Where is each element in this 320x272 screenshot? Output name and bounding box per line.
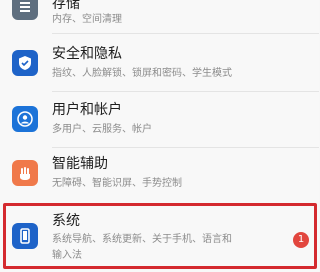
settings-item-storage[interactable]: 存储 内存、空间清理 [0,0,319,34]
hand-assist-icon [12,160,38,186]
security-shield-icon [12,50,38,76]
settings-item-smart-assist[interactable]: 智能辅助 无障碍、智能识屏、手势控制 [0,148,319,204]
settings-item-title: 用户和帐户 [52,102,122,118]
settings-list: 存储 内存、空间清理 安全和隐私 指纹、人脸解锁、锁屏和密码、学生模式 用户和帐… [0,0,319,272]
settings-item-subtitle: 指纹、人脸解锁、锁屏和密码、学生模式 [52,68,232,79]
highlight-box [3,203,317,269]
storage-icon [12,0,38,20]
settings-item-title: 智能辅助 [52,156,108,172]
settings-item-subtitle: 内存、空间清理 [52,14,122,25]
settings-item-title: 安全和隐私 [52,46,122,62]
settings-item-security-privacy[interactable]: 安全和隐私 指纹、人脸解锁、锁屏和密码、学生模式 [0,34,319,92]
settings-item-users-accounts[interactable]: 用户和帐户 多用户、云服务、帐户 [0,92,319,148]
settings-item-title: 存储 [52,0,80,12]
user-account-icon [12,106,38,132]
settings-item-subtitle: 多用户、云服务、帐户 [52,124,152,135]
settings-item-subtitle: 无障碍、智能识屏、手势控制 [52,178,182,189]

- - - - - - -

> **WHAT TO DO**: Report every line of the entries above that contains the string "空间清理", matching case exactly.

> **RESPONSE TO THE TASK**:
settings-item-storage[interactable]: 存储 内存、空间清理 [0,0,319,34]
settings-list: 存储 内存、空间清理 安全和隐私 指纹、人脸解锁、锁屏和密码、学生模式 用户和帐… [0,0,319,272]
settings-item-subtitle: 内存、空间清理 [52,14,122,25]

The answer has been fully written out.